Task 1 —
Answer these questions using the text on shift reduce parsing:
(a) What does the example grammar recognize?
(b) According to the text, what does the parse stack consist of at each stage of a shift reduce parser?
(c) What does the text call the essential ingredient of all the LR parsing technique?

Document text —
>> Start

Example:  Consider again the grammar:

s' -> s                       r_1
s -> (s)s                    r_2
       |                         r_3

which recognizes balanced parentheses and the parse of "()" using a shift reduce parser.

Parse Stack
 Input
Action

"()"
 shift[(]
(
 ")"
 reduce(r_3)
( s
 ")"
 shift[)]
( s )
 ""
 reduce(r_3)
( s ) s
 ""
 reduce(r_2)
s
 ""
 reduce(r_1)
s'
ACCEPT



Clearly (as for the pushdown automata) the difficulty with this parsing technique is to decide what to do next.  Shortly we shall reduce this to the problem of building a table.  However, this requires a preliminary step.  In a shift reduce parser we noted that the parse stack consists at each stage of a ``viable prefix'', that is the beginning of a right sentential form up to (and including) the right handle. The amazing fact which we now exploit is that for each context free grammar there is an automaton which "accepts" these prefixes. This automaton is the essential ingredient of all the LR parsing technique.

>> End

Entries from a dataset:
>> Start

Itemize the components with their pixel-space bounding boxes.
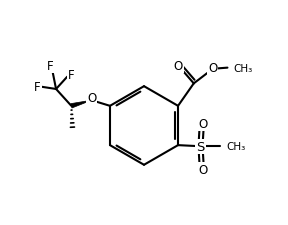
Text: O: O — [198, 163, 207, 176]
Text: S: S — [196, 140, 205, 153]
Text: CH₃: CH₃ — [226, 142, 246, 152]
Text: F: F — [46, 60, 53, 73]
Text: O: O — [208, 62, 217, 75]
Text: O: O — [198, 117, 207, 130]
Text: O: O — [173, 60, 183, 73]
Text: O: O — [87, 92, 96, 105]
Text: CH₃: CH₃ — [233, 63, 252, 73]
Text: F: F — [68, 69, 75, 81]
Polygon shape — [71, 101, 92, 108]
Text: F: F — [34, 81, 41, 94]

>> End

Task 2 — Write out every line of the listing above character for character, and leave the picture out of your answer.

Exercise response 1 —
(a) Balanced parentheses.
(b) A "viable prefix," that is, the beginning of a right sentential form up to (and including) the right handle.
(c) The automaton that "accepts" these prefixes.

Exercise response 2 —
Itemize the components with their pixel-space bounding boxes.
Text: O: O — [198, 163, 207, 176]
Text: S: S — [196, 140, 205, 153]
Text: CH₃: CH₃ — [226, 142, 246, 152]
Text: F: F — [46, 60, 53, 73]
Text: O: O — [208, 62, 217, 75]
Text: O: O — [198, 117, 207, 130]
Text: O: O — [173, 60, 183, 73]
Text: O: O — [87, 92, 96, 105]
Text: CH₃: CH₃ — [233, 63, 252, 73]
Text: F: F — [68, 69, 75, 81]
Polygon shape — [71, 101, 92, 108]
Text: F: F — [34, 81, 41, 94]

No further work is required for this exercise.